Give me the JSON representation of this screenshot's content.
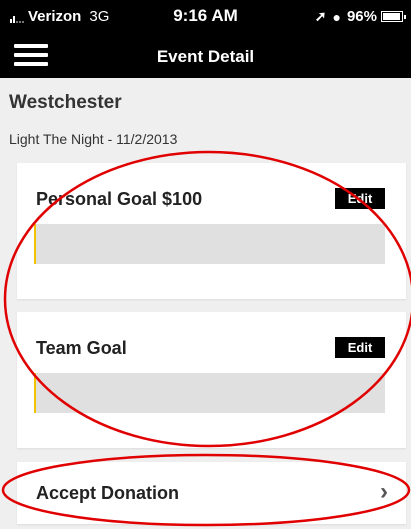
{
  "status_bar": {
    "carrier": "Verizon",
    "network": "3G",
    "time": "9:16 AM",
    "battery": "96%",
    "battery_level": 0.96,
    "location_icon": "location-arrow-icon",
    "alarm_icon": "alarm-clock-icon"
  },
  "nav": {
    "title": "Event Detail",
    "menu_icon": "hamburger-menu-icon"
  },
  "event": {
    "name": "Westchester",
    "subtitle": "Light The Night - 11/2/2013"
  },
  "personal_goal": {
    "title": "Personal Goal $100",
    "edit_label": "Edit",
    "progress": 0.005
  },
  "team_goal": {
    "title": "Team Goal",
    "edit_label": "Edit",
    "progress": 0.005
  },
  "donation": {
    "label": "Accept Donation",
    "chevron": "›"
  },
  "colors": {
    "progress_fill": "#f2c200",
    "annotation": "#e00000",
    "background": "#efefef"
  }
}
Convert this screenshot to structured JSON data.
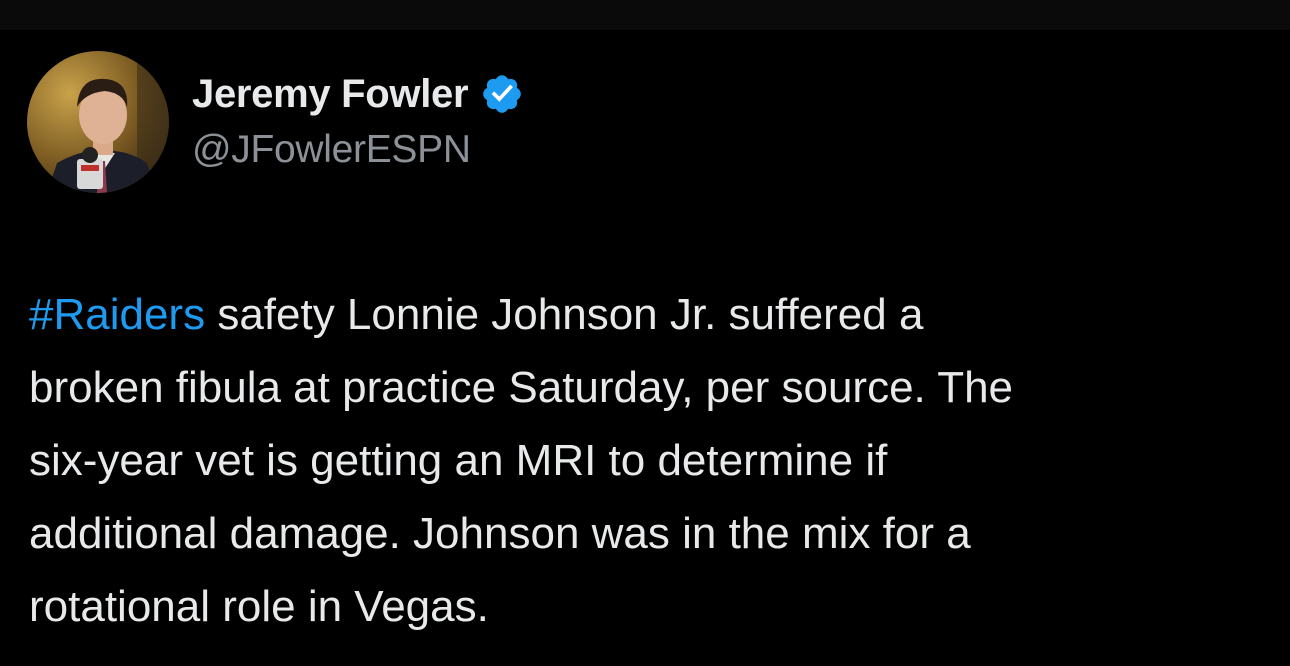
{
  "colors": {
    "background": "#000000",
    "text": "#e7e9ea",
    "secondary_text": "#8b9196",
    "link": "#1d9bf0",
    "verified_badge": "#1d9bf0"
  },
  "author": {
    "display_name": "Jeremy Fowler",
    "handle": "@JFowlerESPN",
    "verified": true,
    "verified_icon": "verified-badge-icon",
    "avatar_icon": "profile-photo"
  },
  "tweet": {
    "hashtag": "#Raiders",
    "line1_rest": " safety Lonnie Johnson Jr. suffered a",
    "line2": "broken fibula at practice Saturday, per source. The",
    "line3": "six-year vet is getting an MRI to determine if",
    "line4": "additional damage. Johnson was in the mix for a",
    "line5": "rotational role in Vegas."
  }
}
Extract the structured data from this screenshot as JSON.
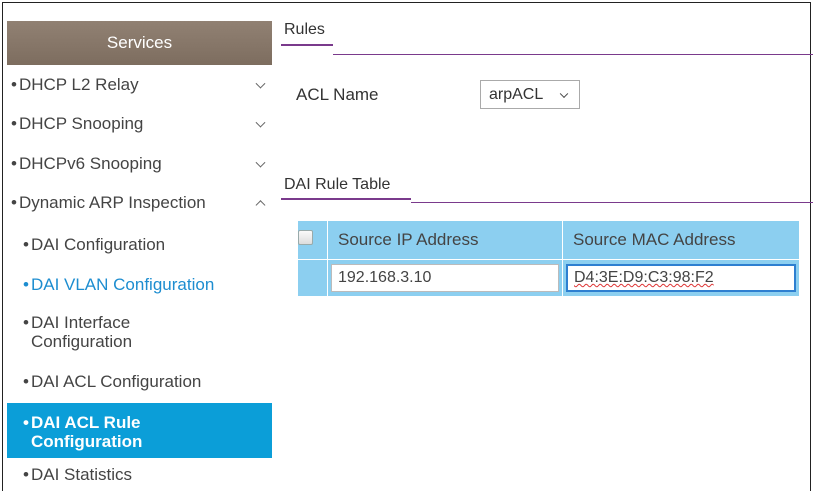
{
  "sidebar": {
    "header": "Services",
    "items": [
      {
        "label": "DHCP L2 Relay"
      },
      {
        "label": "DHCP Snooping"
      },
      {
        "label": "DHCPv6 Snooping"
      },
      {
        "label": "Dynamic ARP Inspection"
      }
    ],
    "sub_items": [
      {
        "label": "DAI Configuration"
      },
      {
        "label": "DAI VLAN Configuration"
      },
      {
        "label": "DAI Interface Configuration"
      },
      {
        "label": "DAI ACL Configuration"
      },
      {
        "label": "DAI ACL Rule Configuration"
      },
      {
        "label": "DAI Statistics"
      }
    ],
    "bullet": "•"
  },
  "main": {
    "rules_title": "Rules",
    "acl_name_label": "ACL Name",
    "acl_name_value": "arpACL",
    "table_title": "DAI Rule Table",
    "table": {
      "headers": [
        "Source IP Address",
        "Source MAC Address"
      ],
      "rows": [
        {
          "ip": "192.168.3.10",
          "mac": "D4:3E:D9:C3:98:F2"
        }
      ]
    }
  },
  "colors": {
    "accent_purple": "#7a3a8c",
    "table_blue": "#8ccff0",
    "active_blue": "#0b9ed8",
    "link_blue": "#1d8dd0",
    "header_brown": "#857566"
  }
}
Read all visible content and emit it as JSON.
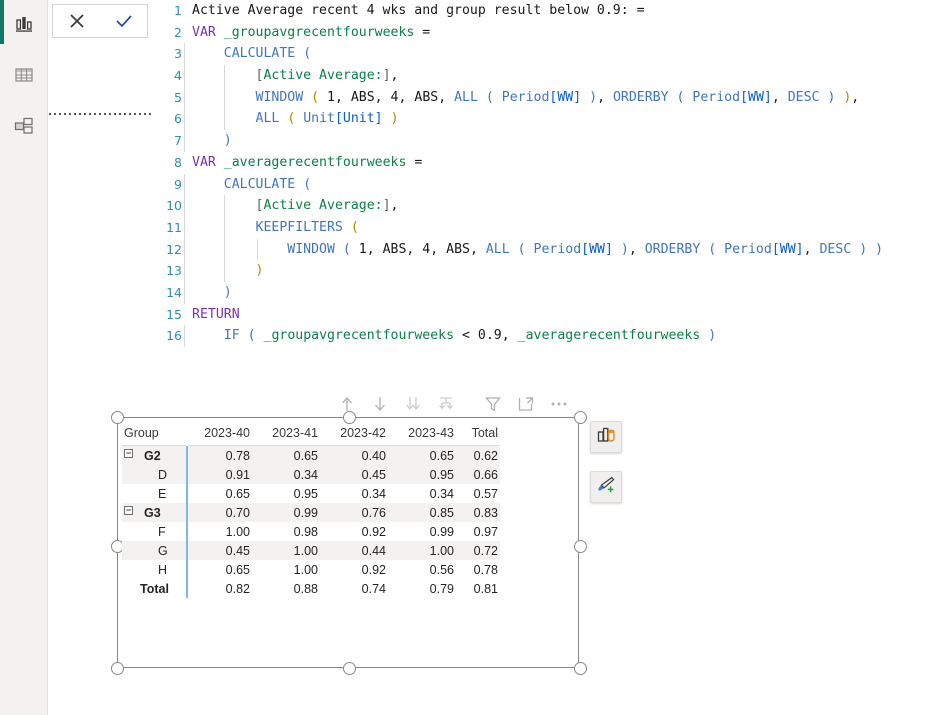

=-=-=

** Problem description **
Reproduce all of the data exactly, omitting each picture it holds.

** Exercise result **
Give me the JSON representation of this screenshot's content.
{
  "status_bar": {
    "carrier": "Verizon",
    "network": "3G",
    "time": "9:16 AM",
    "battery": "96%",
    "battery_level": 0.96,
    "location_icon": "location-arrow-icon",
    "alarm_icon": "alarm-clock-icon"
  },
  "nav": {
    "title": "Event Detail",
    "menu_icon": "hamburger-menu-icon"
  },
  "event": {
    "name": "Westchester",
    "subtitle": "Light The Night - 11/2/2013"
  },
  "personal_goal": {
    "title": "Personal Goal $100",
    "edit_label": "Edit",
    "progress": 0.005
  },
  "team_goal": {
    "title": "Team Goal",
    "edit_label": "Edit",
    "progress": 0.005
  },
  "donation": {
    "label": "Accept Donation",
    "chevron": "›"
  },
  "colors": {
    "progress_fill": "#f2c200",
    "annotation": "#e00000",
    "background": "#efefef"
  }
}
Convert this screenshot to structured JSON data.
{
  "colors": {
    "background": "#000000",
    "text": "#e7e9ea",
    "secondary_text": "#8b9196",
    "link": "#1d9bf0",
    "verified_badge": "#1d9bf0"
  },
  "author": {
    "display_name": "Jeremy Fowler",
    "handle": "@JFowlerESPN",
    "verified": true,
    "verified_icon": "verified-badge-icon",
    "avatar_icon": "profile-photo"
  },
  "tweet": {
    "hashtag": "#Raiders",
    "line1_rest": " safety Lonnie Johnson Jr. suffered a",
    "line2": "broken fibula at practice Saturday, per source. The",
    "line3": "six-year vet is getting an MRI to determine if",
    "line4": "additional damage. Johnson was in the mix for a",
    "line5": "rotational role in Vegas."
  }
}
Extract the structured data from this screenshot as JSON.
{
  "sidebar": {
    "header": "Services",
    "items": [
      {
        "label": "DHCP L2 Relay"
      },
      {
        "label": "DHCP Snooping"
      },
      {
        "label": "DHCPv6 Snooping"
      },
      {
        "label": "Dynamic ARP Inspection"
      }
    ],
    "sub_items": [
      {
        "label": "DAI Configuration"
      },
      {
        "label": "DAI VLAN Configuration"
      },
      {
        "label": "DAI Interface Configuration"
      },
      {
        "label": "DAI ACL Configuration"
      },
      {
        "label": "DAI ACL Rule Configuration"
      },
      {
        "label": "DAI Statistics"
      }
    ],
    "bullet": "•"
  },
  "main": {
    "rules_title": "Rules",
    "acl_name_label": "ACL Name",
    "acl_name_value": "arpACL",
    "table_title": "DAI Rule Table",
    "table": {
      "headers": [
        "Source IP Address",
        "Source MAC Address"
      ],
      "rows": [
        {
          "ip": "192.168.3.10",
          "mac": "D4:3E:D9:C3:98:F2"
        }
      ]
    }
  },
  "colors": {
    "accent_purple": "#7a3a8c",
    "table_blue": "#8ccff0",
    "active_blue": "#0b9ed8",
    "link_blue": "#1d8dd0",
    "header_brown": "#857566"
  }
}
Read all visible content and emit it as JSON.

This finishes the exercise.